**Exercise task:** Nothing in the records may be left out or altered; reproduce them all exactly.

**Dataset excerpts:**
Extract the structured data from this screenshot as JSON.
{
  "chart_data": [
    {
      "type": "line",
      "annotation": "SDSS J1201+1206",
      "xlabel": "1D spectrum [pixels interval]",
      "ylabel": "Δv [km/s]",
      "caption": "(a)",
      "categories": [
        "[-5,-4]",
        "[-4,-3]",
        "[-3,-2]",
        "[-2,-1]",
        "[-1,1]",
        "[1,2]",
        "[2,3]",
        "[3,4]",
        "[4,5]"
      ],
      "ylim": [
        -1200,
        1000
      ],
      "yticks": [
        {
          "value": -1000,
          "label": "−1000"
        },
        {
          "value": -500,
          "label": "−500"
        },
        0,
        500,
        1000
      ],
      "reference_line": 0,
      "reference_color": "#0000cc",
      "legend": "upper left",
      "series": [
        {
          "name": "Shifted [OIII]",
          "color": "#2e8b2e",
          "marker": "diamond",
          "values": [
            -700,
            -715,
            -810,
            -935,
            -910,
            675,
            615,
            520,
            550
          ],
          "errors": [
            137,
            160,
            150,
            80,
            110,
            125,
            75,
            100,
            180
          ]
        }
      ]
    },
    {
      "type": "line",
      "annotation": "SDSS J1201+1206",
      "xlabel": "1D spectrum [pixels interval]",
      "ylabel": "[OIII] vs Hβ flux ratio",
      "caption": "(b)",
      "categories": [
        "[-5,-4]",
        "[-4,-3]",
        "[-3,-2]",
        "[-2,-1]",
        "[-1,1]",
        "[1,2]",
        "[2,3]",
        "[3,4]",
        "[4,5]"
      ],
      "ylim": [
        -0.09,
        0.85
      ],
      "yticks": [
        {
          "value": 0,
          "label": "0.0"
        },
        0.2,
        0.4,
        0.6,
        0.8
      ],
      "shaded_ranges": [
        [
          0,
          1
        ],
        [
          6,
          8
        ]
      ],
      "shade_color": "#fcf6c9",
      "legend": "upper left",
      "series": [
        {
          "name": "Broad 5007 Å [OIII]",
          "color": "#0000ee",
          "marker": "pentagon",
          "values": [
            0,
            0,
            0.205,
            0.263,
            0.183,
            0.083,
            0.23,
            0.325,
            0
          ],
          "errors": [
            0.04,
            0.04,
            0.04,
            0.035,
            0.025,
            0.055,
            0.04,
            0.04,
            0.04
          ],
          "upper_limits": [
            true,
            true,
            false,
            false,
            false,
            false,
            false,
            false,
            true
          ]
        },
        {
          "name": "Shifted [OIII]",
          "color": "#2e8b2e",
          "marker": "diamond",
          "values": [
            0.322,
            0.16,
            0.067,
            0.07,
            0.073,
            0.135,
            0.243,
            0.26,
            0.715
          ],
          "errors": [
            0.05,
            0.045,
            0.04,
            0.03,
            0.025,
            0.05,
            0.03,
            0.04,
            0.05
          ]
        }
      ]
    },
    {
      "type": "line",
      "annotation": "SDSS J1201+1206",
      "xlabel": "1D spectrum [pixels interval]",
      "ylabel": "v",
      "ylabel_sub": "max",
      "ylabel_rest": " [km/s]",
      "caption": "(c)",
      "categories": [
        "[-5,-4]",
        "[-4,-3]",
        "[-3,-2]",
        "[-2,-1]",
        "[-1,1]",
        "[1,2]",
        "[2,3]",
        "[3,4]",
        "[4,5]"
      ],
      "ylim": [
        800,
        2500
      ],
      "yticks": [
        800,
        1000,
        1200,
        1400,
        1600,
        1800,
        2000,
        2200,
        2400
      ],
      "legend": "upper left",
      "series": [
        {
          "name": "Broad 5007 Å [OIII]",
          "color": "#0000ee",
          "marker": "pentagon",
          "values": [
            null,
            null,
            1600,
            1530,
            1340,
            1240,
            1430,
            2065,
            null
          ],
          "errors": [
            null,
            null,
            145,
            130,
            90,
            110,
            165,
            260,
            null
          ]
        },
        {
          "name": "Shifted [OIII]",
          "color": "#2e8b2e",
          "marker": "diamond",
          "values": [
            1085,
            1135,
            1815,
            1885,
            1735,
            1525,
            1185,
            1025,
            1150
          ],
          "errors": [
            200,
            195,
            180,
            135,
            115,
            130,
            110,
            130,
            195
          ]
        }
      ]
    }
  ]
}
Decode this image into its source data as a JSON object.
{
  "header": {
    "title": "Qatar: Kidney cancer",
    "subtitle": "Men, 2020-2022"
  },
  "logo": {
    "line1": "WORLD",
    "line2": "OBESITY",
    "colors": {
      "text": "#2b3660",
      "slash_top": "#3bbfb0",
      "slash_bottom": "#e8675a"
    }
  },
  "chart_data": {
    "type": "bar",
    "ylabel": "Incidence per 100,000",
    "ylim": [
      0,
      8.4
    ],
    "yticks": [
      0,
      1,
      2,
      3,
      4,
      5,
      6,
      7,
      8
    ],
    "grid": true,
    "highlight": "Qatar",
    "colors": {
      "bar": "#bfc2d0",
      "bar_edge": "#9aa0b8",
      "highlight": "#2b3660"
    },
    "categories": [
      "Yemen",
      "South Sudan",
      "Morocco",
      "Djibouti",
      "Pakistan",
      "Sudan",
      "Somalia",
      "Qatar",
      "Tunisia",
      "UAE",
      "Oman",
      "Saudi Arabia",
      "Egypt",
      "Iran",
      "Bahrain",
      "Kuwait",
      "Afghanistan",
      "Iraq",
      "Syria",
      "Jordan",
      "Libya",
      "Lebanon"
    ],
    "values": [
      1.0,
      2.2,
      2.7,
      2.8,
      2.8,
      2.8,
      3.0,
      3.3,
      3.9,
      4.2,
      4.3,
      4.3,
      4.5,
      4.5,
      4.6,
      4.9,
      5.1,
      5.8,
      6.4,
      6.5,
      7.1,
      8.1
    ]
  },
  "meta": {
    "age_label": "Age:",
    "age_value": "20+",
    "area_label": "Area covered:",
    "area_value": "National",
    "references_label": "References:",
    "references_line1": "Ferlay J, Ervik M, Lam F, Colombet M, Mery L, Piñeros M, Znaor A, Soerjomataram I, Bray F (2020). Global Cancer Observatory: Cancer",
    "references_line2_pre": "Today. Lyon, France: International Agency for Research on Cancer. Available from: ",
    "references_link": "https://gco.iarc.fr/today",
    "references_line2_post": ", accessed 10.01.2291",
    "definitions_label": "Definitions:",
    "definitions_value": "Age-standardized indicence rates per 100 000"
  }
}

**Exercise answer:**
Extract the structured data from this screenshot as JSON.
{
  "chart_data": [
    {
      "type": "line",
      "annotation": "SDSS J1201+1206",
      "xlabel": "1D spectrum [pixels interval]",
      "ylabel": "Δv [km/s]",
      "caption": "(a)",
      "categories": [
        "[-5,-4]",
        "[-4,-3]",
        "[-3,-2]",
        "[-2,-1]",
        "[-1,1]",
        "[1,2]",
        "[2,3]",
        "[3,4]",
        "[4,5]"
      ],
      "ylim": [
        -1200,
        1000
      ],
      "yticks": [
        {
          "value": -1000,
          "label": "−1000"
        },
        {
          "value": -500,
          "label": "−500"
        },
        0,
        500,
        1000
      ],
      "reference_line": 0,
      "reference_color": "#0000cc",
      "legend": "upper left",
      "series": [
        {
          "name": "Shifted [OIII]",
          "color": "#2e8b2e",
          "marker": "diamond",
          "values": [
            -700,
            -715,
            -810,
            -935,
            -910,
            675,
            615,
            520,
            550
          ],
          "errors": [
            137,
            160,
            150,
            80,
            110,
            125,
            75,
            100,
            180
          ]
        }
      ]
    },
    {
      "type": "line",
      "annotation": "SDSS J1201+1206",
      "xlabel": "1D spectrum [pixels interval]",
      "ylabel": "[OIII] vs Hβ flux ratio",
      "caption": "(b)",
      "categories": [
        "[-5,-4]",
        "[-4,-3]",
        "[-3,-2]",
        "[-2,-1]",
        "[-1,1]",
        "[1,2]",
        "[2,3]",
        "[3,4]",
        "[4,5]"
      ],
      "ylim": [
        -0.09,
        0.85
      ],
      "yticks": [
        {
          "value": 0,
          "label": "0.0"
        },
        0.2,
        0.4,
        0.6,
        0.8
      ],
      "shaded_ranges": [
        [
          0,
          1
        ],
        [
          6,
          8
        ]
      ],
      "shade_color": "#fcf6c9",
      "legend": "upper left",
      "series": [
        {
          "name": "Broad 5007 Å [OIII]",
          "color": "#0000ee",
          "marker": "pentagon",
          "values": [
            0,
            0,
            0.205,
            0.263,
            0.183,
            0.083,
            0.23,
            0.325,
            0
          ],
          "errors": [
            0.04,
            0.04,
            0.04,
            0.035,
            0.025,
            0.055,
            0.04,
            0.04,
            0.04
          ],
          "upper_limits": [
            true,
            true,
            false,
            false,
            false,
            false,
            false,
            false,
            true
          ]
        },
        {
          "name": "Shifted [OIII]",
          "color": "#2e8b2e",
          "marker": "diamond",
          "values": [
            0.322,
            0.16,
            0.067,
            0.07,
            0.073,
            0.135,
            0.243,
            0.26,
            0.715
          ],
          "errors": [
            0.05,
            0.045,
            0.04,
            0.03,
            0.025,
            0.05,
            0.03,
            0.04,
            0.05
          ]
        }
      ]
    },
    {
      "type": "line",
      "annotation": "SDSS J1201+1206",
      "xlabel": "1D spectrum [pixels interval]",
      "ylabel": "v",
      "ylabel_sub": "max",
      "ylabel_rest": " [km/s]",
      "caption": "(c)",
      "categories": [
        "[-5,-4]",
        "[-4,-3]",
        "[-3,-2]",
        "[-2,-1]",
        "[-1,1]",
        "[1,2]",
        "[2,3]",
        "[3,4]",
        "[4,5]"
      ],
      "ylim": [
        800,
        2500
      ],
      "yticks": [
        800,
        1000,
        1200,
        1400,
        1600,
        1800,
        2000,
        2200,
        2400
      ],
      "legend": "upper left",
      "series": [
        {
          "name": "Broad 5007 Å [OIII]",
          "color": "#0000ee",
          "marker": "pentagon",
          "values": [
            null,
            null,
            1600,
            1530,
            1340,
            1240,
            1430,
            2065,
            null
          ],
          "errors": [
            null,
            null,
            145,
            130,
            90,
            110,
            165,
            260,
            null
          ]
        },
        {
          "name": "Shifted [OIII]",
          "color": "#2e8b2e",
          "marker": "diamond",
          "values": [
            1085,
            1135,
            1815,
            1885,
            1735,
            1525,
            1185,
            1025,
            1150
          ],
          "errors": [
            200,
            195,
            180,
            135,
            115,
            130,
            110,
            130,
            195
          ]
        }
      ]
    }
  ]
}
Decode this image into its source data as a JSON object.
{
  "header": {
    "title": "Qatar: Kidney cancer",
    "subtitle": "Men, 2020-2022"
  },
  "logo": {
    "line1": "WORLD",
    "line2": "OBESITY",
    "colors": {
      "text": "#2b3660",
      "slash_top": "#3bbfb0",
      "slash_bottom": "#e8675a"
    }
  },
  "chart_data": {
    "type": "bar",
    "ylabel": "Incidence per 100,000",
    "ylim": [
      0,
      8.4
    ],
    "yticks": [
      0,
      1,
      2,
      3,
      4,
      5,
      6,
      7,
      8
    ],
    "grid": true,
    "highlight": "Qatar",
    "colors": {
      "bar": "#bfc2d0",
      "bar_edge": "#9aa0b8",
      "highlight": "#2b3660"
    },
    "categories": [
      "Yemen",
      "South Sudan",
      "Morocco",
      "Djibouti",
      "Pakistan",
      "Sudan",
      "Somalia",
      "Qatar",
      "Tunisia",
      "UAE",
      "Oman",
      "Saudi Arabia",
      "Egypt",
      "Iran",
      "Bahrain",
      "Kuwait",
      "Afghanistan",
      "Iraq",
      "Syria",
      "Jordan",
      "Libya",
      "Lebanon"
    ],
    "values": [
      1.0,
      2.2,
      2.7,
      2.8,
      2.8,
      2.8,
      3.0,
      3.3,
      3.9,
      4.2,
      4.3,
      4.3,
      4.5,
      4.5,
      4.6,
      4.9,
      5.1,
      5.8,
      6.4,
      6.5,
      7.1,
      8.1
    ]
  },
  "meta": {
    "age_label": "Age:",
    "age_value": "20+",
    "area_label": "Area covered:",
    "area_value": "National",
    "references_label": "References:",
    "references_line1": "Ferlay J, Ervik M, Lam F, Colombet M, Mery L, Piñeros M, Znaor A, Soerjomataram I, Bray F (2020). Global Cancer Observatory: Cancer",
    "references_line2_pre": "Today. Lyon, France: International Agency for Research on Cancer. Available from: ",
    "references_link": "https://gco.iarc.fr/today",
    "references_line2_post": ", accessed 10.01.2291",
    "definitions_label": "Definitions:",
    "definitions_value": "Age-standardized indicence rates per 100 000"
  }
}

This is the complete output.